Given records.
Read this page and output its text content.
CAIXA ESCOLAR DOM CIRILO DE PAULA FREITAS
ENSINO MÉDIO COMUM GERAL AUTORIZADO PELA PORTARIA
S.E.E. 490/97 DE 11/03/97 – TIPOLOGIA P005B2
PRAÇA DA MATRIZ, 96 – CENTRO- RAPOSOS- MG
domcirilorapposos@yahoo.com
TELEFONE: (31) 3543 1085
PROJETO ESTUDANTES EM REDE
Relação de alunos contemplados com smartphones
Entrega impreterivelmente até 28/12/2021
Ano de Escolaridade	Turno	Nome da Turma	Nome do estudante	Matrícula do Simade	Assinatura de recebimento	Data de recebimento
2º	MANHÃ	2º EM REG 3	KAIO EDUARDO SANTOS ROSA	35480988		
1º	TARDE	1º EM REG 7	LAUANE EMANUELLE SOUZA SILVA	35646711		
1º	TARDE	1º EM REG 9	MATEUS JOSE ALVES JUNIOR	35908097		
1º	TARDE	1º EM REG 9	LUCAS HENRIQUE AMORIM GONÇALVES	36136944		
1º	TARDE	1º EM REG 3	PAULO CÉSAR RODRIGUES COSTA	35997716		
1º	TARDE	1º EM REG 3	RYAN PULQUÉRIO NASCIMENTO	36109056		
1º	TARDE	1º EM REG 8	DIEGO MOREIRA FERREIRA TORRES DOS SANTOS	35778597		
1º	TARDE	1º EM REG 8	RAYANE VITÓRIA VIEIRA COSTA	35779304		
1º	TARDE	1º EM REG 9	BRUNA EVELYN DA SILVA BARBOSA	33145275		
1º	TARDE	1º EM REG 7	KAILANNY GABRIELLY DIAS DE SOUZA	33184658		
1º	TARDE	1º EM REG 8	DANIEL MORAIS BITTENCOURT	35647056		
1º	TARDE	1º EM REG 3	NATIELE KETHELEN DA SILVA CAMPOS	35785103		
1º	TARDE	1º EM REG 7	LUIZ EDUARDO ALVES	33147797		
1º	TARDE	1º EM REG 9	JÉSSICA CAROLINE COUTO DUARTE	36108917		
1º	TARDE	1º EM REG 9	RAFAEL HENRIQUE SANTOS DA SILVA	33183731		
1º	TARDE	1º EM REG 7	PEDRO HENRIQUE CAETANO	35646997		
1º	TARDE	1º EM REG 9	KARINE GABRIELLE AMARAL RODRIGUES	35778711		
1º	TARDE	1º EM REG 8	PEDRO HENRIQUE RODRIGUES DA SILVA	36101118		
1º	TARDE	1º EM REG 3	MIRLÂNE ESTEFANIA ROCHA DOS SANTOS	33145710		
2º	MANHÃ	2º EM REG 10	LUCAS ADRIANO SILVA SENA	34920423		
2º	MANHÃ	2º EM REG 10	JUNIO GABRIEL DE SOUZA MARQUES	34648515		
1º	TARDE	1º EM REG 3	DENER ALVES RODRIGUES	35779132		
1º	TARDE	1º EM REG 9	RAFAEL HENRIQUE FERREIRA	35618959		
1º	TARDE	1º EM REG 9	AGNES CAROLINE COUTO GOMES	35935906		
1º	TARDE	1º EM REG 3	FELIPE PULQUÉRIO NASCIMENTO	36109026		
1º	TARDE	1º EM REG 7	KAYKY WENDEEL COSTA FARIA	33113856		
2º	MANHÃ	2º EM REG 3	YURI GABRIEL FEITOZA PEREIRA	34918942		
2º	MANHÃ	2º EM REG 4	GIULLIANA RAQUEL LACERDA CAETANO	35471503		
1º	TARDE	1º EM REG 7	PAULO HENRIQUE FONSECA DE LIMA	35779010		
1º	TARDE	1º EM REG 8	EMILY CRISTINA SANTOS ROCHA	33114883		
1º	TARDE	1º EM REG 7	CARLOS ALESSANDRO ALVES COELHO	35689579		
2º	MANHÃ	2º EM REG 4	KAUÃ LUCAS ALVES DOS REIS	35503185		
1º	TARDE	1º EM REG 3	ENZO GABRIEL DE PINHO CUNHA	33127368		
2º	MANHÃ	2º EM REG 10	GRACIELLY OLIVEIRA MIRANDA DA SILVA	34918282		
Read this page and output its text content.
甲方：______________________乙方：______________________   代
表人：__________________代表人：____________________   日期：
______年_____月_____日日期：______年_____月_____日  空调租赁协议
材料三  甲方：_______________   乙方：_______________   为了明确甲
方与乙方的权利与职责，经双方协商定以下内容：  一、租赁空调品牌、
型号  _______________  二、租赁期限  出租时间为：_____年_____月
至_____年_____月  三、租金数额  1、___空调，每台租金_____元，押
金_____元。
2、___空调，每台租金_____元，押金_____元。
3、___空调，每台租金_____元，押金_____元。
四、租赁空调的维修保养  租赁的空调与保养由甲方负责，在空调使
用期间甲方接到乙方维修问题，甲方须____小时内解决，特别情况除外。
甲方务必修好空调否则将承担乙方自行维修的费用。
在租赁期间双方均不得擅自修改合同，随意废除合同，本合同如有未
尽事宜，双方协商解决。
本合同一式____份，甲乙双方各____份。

Work instructions.
Select all lines with the word "SILVA" from the entries above.

Answer for the task.
1º	TARDE	1º EM REG 7	LAUANE EMANUELLE SOUZA SILVA	35646711		
1º	TARDE	1º EM REG 9	BRUNA EVELYN DA SILVA BARBOSA	33145275		
1º	TARDE	1º EM REG 3	NATIELE KETHELEN DA SILVA CAMPOS	35785103		
1º	TARDE	1º EM REG 9	RAFAEL HENRIQUE SANTOS DA SILVA	33183731		
1º	TARDE	1º EM REG 8	PEDRO HENRIQUE RODRIGUES DA SILVA	36101118		
2º	MANHÃ	2º EM REG 10	LUCAS ADRIANO SILVA SENA	34920423		
2º	MANHÃ	2º EM REG 10	GRACIELLY OLIVEIRA MIRANDA DA SILVA	34918282		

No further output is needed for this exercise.